_WHAT IS EXPECTED_
Comb through the entries for "icon" and pull out each line that holds it.

++++++

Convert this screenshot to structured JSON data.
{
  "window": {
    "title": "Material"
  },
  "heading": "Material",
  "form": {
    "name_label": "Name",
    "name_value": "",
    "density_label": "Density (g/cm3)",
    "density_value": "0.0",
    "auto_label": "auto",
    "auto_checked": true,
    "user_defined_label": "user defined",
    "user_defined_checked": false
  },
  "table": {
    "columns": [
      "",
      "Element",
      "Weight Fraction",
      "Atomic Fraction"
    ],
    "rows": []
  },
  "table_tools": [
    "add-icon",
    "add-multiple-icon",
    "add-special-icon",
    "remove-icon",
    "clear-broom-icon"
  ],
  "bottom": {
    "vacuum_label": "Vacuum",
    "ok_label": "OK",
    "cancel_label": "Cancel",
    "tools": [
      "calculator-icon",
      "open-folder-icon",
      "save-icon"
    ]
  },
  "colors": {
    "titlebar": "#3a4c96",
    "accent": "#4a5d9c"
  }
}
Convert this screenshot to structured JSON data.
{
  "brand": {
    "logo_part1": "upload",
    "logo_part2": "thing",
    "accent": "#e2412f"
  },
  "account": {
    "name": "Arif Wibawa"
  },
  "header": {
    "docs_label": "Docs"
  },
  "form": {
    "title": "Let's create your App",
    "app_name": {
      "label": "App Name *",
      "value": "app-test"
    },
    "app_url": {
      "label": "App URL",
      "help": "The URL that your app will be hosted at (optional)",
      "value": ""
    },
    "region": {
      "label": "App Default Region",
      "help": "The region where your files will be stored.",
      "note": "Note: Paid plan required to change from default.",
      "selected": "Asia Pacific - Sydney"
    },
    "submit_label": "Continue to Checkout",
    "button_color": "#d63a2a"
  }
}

++++++

_TASK SOLUTION_
    "add-icon",
    "add-multiple-icon",
    "add-special-icon",
    "remove-icon",
    "clear-broom-icon"
      "calculator-icon",
      "open-folder-icon",
      "save-icon"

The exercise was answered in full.